» Goal of the exercise:
Each record below should be output verbatim, without pictures.

^^^^^^^^

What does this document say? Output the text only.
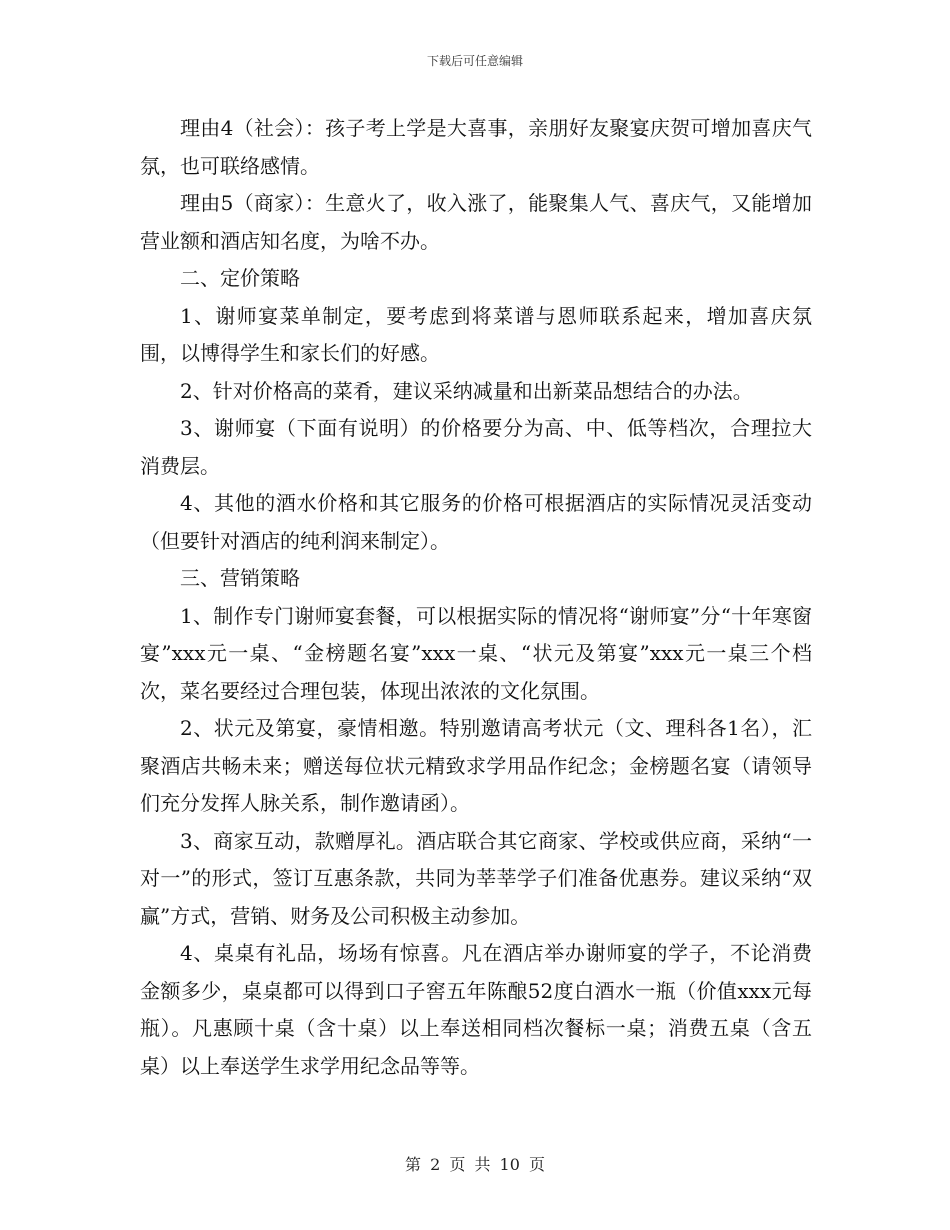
下载后可任意编辑

理由4（社会）：孩子考上学是大喜事，亲朋好友聚宴庆贺可增加喜庆气氛，也可联络感情。

理由5（商家）：生意火了，收入涨了，能聚集人气、喜庆气，又能增加营业额和酒店知名度，为啥不办。

二、定价策略

1、谢师宴菜单制定，要考虑到将菜谱与恩师联系起来，增加喜庆氛围，以博得学生和家长们的好感。

2、针对价格高的菜肴，建议采纳减量和出新菜品想结合的办法。

3、谢师宴（下面有说明）的价格要分为高、中、低等档次，合理拉大消费层。

4、其他的酒水价格和其它服务的价格可根据酒店的实际情况灵活变动（但要针对酒店的纯利润来制定）。

三、营销策略

1、制作专门谢师宴套餐，可以根据实际的情况将“谢师宴”分“十年寒窗宴”xxx元一桌、“金榜题名宴”xxx一桌、“状元及第宴”xxx元一桌三个档次，菜名要经过合理包装，体现出浓浓的文化氛围。

2、状元及第宴，豪情相邀。特别邀请高考状元（文、理科各1名），汇聚酒店共畅未来；赠送每位状元精致求学用品作纪念；金榜题名宴（请领导们充分发挥人脉关系，制作邀请函）。

3、商家互动，款赠厚礼。酒店联合其它商家、学校或供应商，采纳“一对一”的形式，签订互惠条款，共同为莘莘学子们准备优惠券。建议采纳“双赢”方式，营销、财务及公司积极主动参加。

4、桌桌有礼品，场场有惊喜。凡在酒店举办谢师宴的学子，不论消费金额多少，桌桌都可以得到口子窖五年陈酿52度白酒水一瓶（价值xxx元每瓶）。凡惠顾十桌（含十桌）以上奉送相同档次餐标一桌；消费五桌（含五桌）以上奉送学生求学用纪念品等等。

第 2 页 共 10 页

^^^^^^^^

» Response below:
What does this document say? Output the text only.
下载后可任意编辑

理由4（社会）：孩子考上学是大喜事，亲朋好友聚宴庆贺可增加喜庆气氛，也可联络感情。

理由5（商家）：生意火了，收入涨了，能聚集人气、喜庆气，又能增加营业额和酒店知名度，为啥不办。

二、定价策略

1、谢师宴菜单制定，要考虑到将菜谱与恩师联系起来，增加喜庆氛围，以博得学生和家长们的好感。

2、针对价格高的菜肴，建议采纳减量和出新菜品想结合的办法。

3、谢师宴（下面有说明）的价格要分为高、中、低等档次，合理拉大消费层。

4、其他的酒水价格和其它服务的价格可根据酒店的实际情况灵活变动（但要针对酒店的纯利润来制定）。

三、营销策略

1、制作专门谢师宴套餐，可以根据实际的情况将“谢师宴”分“十年寒窗宴”xxx元一桌、“金榜题名宴”xxx一桌、“状元及第宴”xxx元一桌三个档次，菜名要经过合理包装，体现出浓浓的文化氛围。

2、状元及第宴，豪情相邀。特别邀请高考状元（文、理科各1名），汇聚酒店共畅未来；赠送每位状元精致求学用品作纪念；金榜题名宴（请领导们充分发挥人脉关系，制作邀请函）。

3、商家互动，款赠厚礼。酒店联合其它商家、学校或供应商，采纳“一对一”的形式，签订互惠条款，共同为莘莘学子们准备优惠券。建议采纳“双赢”方式，营销、财务及公司积极主动参加。

4、桌桌有礼品，场场有惊喜。凡在酒店举办谢师宴的学子，不论消费金额多少，桌桌都可以得到口子窖五年陈酿52度白酒水一瓶（价值xxx元每瓶）。凡惠顾十桌（含十桌）以上奉送相同档次餐标一桌；消费五桌（含五桌）以上奉送学生求学用纪念品等等。

第 2 页 共 10 页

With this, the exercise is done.